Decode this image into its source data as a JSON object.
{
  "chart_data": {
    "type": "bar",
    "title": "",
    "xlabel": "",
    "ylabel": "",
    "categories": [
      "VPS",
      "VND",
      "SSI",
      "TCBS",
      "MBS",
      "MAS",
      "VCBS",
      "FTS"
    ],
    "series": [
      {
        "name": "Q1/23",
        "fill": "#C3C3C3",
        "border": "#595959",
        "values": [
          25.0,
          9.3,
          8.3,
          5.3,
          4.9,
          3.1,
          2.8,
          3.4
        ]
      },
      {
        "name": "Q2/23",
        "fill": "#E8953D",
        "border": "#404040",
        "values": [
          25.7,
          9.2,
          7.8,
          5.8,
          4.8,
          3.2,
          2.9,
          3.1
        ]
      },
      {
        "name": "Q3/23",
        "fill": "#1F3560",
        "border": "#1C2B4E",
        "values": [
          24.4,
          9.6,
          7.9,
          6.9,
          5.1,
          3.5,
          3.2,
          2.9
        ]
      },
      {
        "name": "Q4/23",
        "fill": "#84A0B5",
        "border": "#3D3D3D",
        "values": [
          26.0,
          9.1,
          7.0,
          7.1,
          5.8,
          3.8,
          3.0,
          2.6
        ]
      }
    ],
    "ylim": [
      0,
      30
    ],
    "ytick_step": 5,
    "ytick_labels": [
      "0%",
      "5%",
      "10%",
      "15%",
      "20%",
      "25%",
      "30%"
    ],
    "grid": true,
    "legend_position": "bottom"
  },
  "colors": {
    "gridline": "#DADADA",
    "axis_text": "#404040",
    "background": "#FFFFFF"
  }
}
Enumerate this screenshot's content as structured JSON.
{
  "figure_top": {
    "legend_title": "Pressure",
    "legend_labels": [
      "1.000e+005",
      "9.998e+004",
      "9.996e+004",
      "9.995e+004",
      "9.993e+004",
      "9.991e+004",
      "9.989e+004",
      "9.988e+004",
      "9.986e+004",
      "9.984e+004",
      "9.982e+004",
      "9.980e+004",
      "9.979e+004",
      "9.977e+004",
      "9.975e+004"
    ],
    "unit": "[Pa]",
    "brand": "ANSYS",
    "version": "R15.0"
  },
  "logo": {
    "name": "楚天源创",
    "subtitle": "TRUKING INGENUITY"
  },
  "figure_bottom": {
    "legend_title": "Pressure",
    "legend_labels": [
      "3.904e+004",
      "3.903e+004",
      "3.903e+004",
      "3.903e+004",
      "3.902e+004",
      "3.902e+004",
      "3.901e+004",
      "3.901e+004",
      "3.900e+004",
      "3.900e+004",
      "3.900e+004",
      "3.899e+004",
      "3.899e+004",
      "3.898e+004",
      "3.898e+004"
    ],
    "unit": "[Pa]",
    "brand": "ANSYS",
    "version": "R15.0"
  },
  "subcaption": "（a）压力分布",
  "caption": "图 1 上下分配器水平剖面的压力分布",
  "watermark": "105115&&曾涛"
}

> Work required
Give the number of lines in the listing above that contain "border", and nothing else.

> The solution
4